WHAT TO WORK ON: Within the data that follows, how many lines carry the string "name"? Give the number alone.

LISTED RECORDS:
────────────────────
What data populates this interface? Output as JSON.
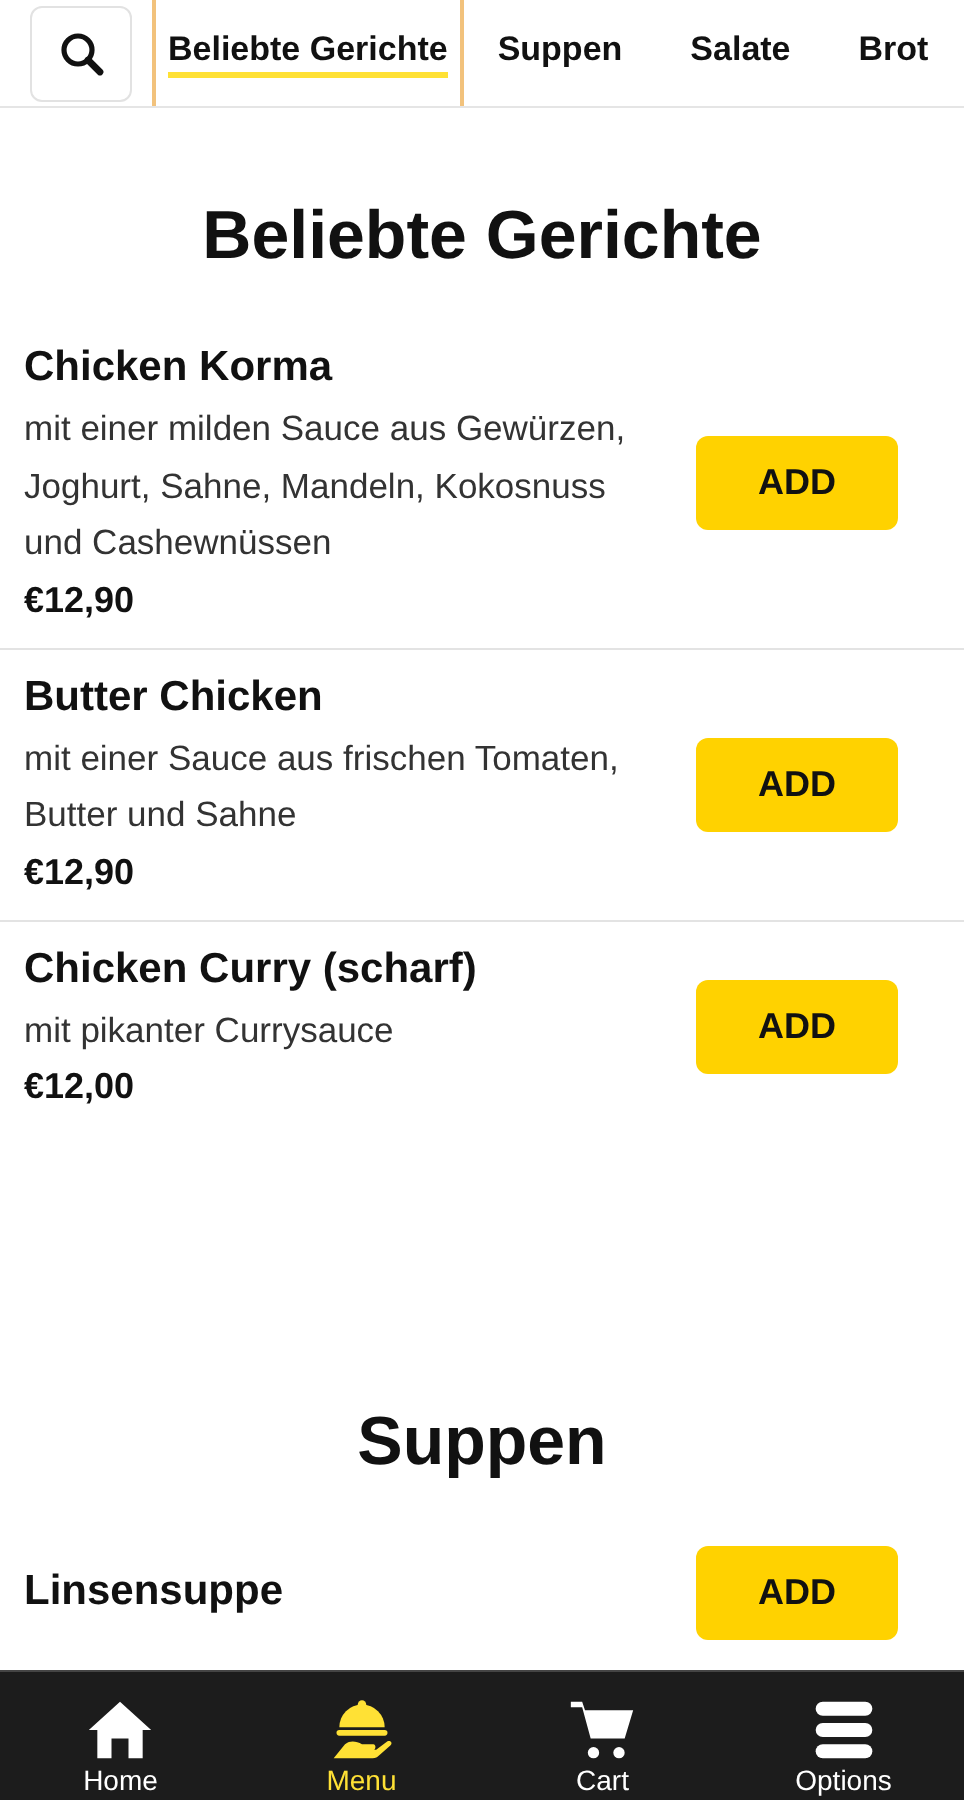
{
  "category_tabs": [
    {
      "label": "Beliebte Gerichte",
      "selected": true
    },
    {
      "label": "Suppen",
      "selected": false
    },
    {
      "label": "Salate",
      "selected": false
    },
    {
      "label": "Brot",
      "selected": false
    }
  ],
  "sections": [
    {
      "title": "Beliebte Gerichte",
      "items": [
        {
          "name": "Chicken Korma",
          "description": "mit einer milden Sauce aus Gewürzen, Joghurt, Sahne, Mandeln, Kokosnuss und Cashewnüssen",
          "price": "€12,90",
          "button": "ADD"
        },
        {
          "name": "Butter Chicken",
          "description": "mit einer Sauce aus frischen Tomaten, Butter und Sahne",
          "price": "€12,90",
          "button": "ADD"
        },
        {
          "name": "Chicken Curry (scharf)",
          "description": "mit pikanter Currysauce",
          "price": "€12,00",
          "button": "ADD"
        }
      ]
    },
    {
      "title": "Suppen",
      "items": [
        {
          "name": "Linsensuppe",
          "button": "ADD"
        }
      ]
    }
  ],
  "bottom_nav": [
    {
      "kind": "home",
      "label": "Home",
      "selected": false
    },
    {
      "kind": "menu",
      "label": "Menu",
      "selected": true
    },
    {
      "kind": "cart",
      "label": "Cart",
      "selected": false
    },
    {
      "kind": "options",
      "label": "Options",
      "selected": false
    }
  ]
}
────────────────────
TASK OUTPUT: 4